-------- PROVIDED RECORDS
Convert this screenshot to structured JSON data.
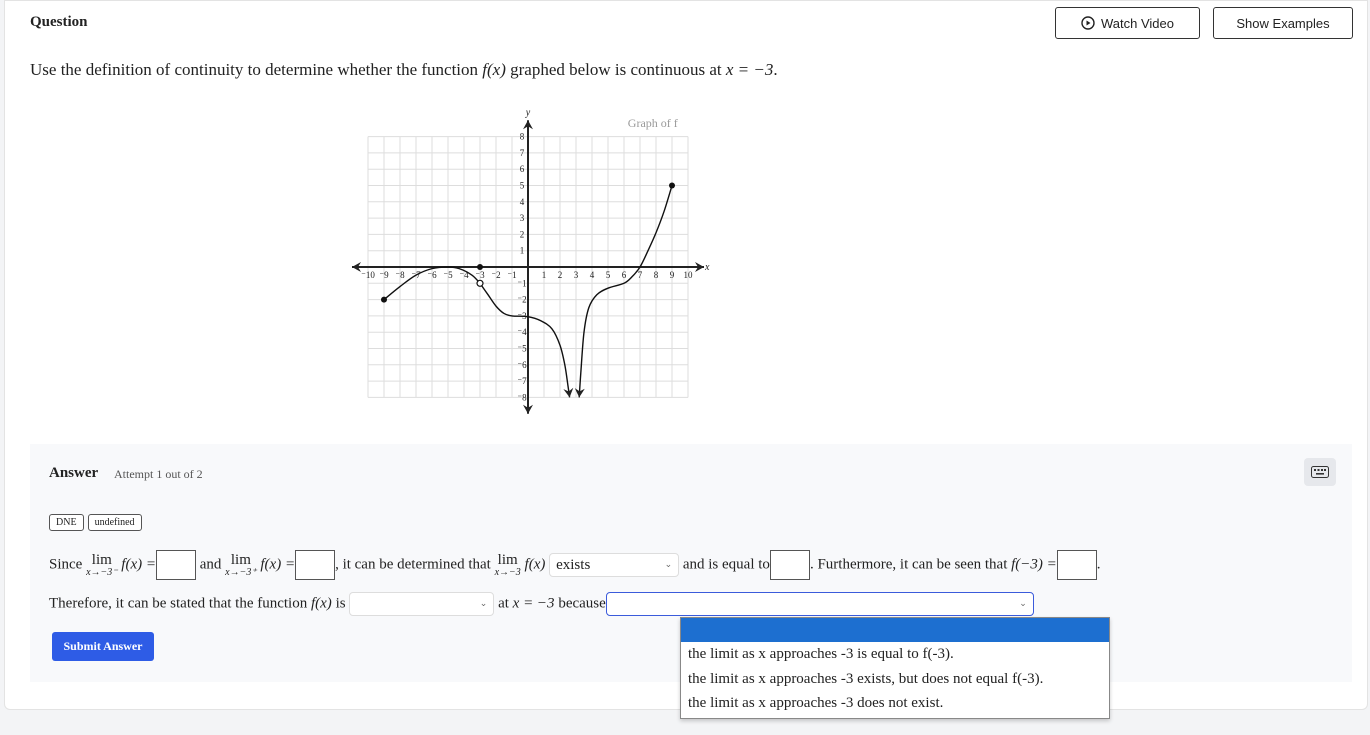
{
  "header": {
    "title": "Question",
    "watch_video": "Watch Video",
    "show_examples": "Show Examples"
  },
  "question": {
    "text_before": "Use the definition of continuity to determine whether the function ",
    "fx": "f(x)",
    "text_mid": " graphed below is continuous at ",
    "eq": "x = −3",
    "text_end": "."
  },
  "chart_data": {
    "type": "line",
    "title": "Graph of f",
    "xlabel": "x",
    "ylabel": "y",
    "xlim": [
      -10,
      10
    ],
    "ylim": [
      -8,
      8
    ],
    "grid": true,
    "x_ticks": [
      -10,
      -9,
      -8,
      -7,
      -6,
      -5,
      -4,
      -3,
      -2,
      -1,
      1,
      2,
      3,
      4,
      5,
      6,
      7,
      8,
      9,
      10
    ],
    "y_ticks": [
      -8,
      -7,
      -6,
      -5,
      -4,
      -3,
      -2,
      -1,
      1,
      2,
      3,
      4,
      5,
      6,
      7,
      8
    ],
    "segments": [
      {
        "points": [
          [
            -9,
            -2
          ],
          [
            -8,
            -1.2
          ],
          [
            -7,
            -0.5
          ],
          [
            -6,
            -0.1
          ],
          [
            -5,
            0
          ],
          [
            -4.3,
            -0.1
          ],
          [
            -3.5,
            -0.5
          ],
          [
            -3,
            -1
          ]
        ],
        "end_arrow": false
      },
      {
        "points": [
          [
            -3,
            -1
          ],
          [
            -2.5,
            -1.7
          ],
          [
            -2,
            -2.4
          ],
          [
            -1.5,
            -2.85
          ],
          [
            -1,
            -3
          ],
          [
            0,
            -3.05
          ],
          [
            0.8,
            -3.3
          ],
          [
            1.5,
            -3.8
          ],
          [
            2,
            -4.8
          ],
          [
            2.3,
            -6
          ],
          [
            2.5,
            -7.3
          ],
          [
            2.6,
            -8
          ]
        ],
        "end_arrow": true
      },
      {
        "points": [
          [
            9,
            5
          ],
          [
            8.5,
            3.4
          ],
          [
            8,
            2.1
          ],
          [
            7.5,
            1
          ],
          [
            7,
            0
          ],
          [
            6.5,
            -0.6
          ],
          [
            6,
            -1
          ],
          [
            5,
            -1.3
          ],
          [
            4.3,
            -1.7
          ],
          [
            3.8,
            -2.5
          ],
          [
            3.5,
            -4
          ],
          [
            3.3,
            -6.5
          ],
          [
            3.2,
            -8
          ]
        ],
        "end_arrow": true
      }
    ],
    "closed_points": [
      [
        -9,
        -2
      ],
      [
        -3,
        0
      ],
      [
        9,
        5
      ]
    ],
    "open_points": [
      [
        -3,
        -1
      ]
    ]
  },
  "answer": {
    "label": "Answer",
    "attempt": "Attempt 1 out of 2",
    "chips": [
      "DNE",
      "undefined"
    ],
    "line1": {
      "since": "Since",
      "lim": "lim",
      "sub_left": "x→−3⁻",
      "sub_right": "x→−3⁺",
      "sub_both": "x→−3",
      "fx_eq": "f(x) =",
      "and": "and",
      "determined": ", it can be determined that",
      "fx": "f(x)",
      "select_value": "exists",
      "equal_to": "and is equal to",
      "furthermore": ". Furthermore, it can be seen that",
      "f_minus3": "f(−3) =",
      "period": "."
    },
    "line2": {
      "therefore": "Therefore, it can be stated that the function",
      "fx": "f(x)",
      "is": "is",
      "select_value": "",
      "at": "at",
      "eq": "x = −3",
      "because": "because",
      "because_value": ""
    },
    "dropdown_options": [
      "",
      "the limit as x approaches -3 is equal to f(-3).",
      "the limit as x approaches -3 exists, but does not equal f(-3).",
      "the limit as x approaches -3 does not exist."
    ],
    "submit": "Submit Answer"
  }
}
----------------
-------- PROVIDED RECORDS
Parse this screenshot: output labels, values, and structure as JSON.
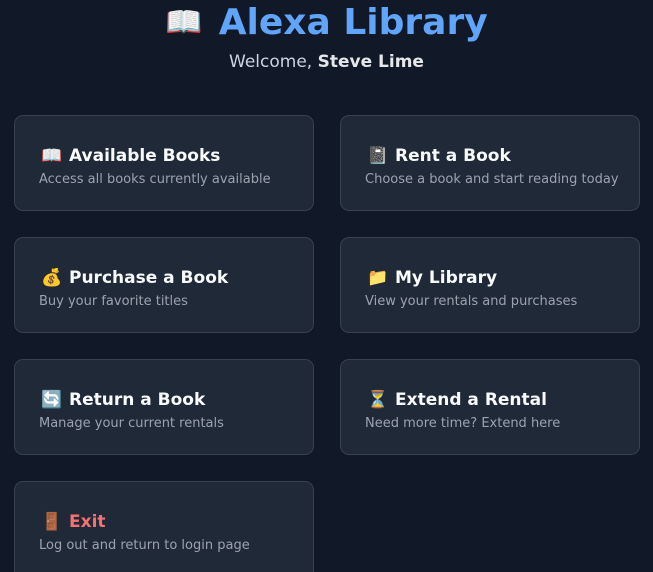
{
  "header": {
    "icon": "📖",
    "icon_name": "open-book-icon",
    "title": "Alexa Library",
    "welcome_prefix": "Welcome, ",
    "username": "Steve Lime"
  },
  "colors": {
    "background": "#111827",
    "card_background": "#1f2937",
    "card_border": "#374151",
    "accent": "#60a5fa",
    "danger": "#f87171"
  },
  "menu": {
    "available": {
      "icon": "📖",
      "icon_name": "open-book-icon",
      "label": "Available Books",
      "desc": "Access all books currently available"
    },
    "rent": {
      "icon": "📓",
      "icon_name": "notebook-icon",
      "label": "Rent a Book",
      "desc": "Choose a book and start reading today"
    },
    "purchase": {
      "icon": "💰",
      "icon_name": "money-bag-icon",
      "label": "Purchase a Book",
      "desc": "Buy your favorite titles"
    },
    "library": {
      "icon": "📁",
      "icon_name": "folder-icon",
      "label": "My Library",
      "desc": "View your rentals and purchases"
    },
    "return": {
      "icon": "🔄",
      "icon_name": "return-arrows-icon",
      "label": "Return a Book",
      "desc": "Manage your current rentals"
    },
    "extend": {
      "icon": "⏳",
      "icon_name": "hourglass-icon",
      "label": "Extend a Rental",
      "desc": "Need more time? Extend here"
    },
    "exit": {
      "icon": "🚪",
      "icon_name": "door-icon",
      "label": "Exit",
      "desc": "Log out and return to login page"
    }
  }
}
----------------
__WHAT TO DO__:
Pick out every line of the listing containing the word "JSON", and show those lines.

__COMPLETE ANSWER__:
Convert this screenshot to structured JSON data.
Parse this screenshot: output labels, values, and structure as JSON.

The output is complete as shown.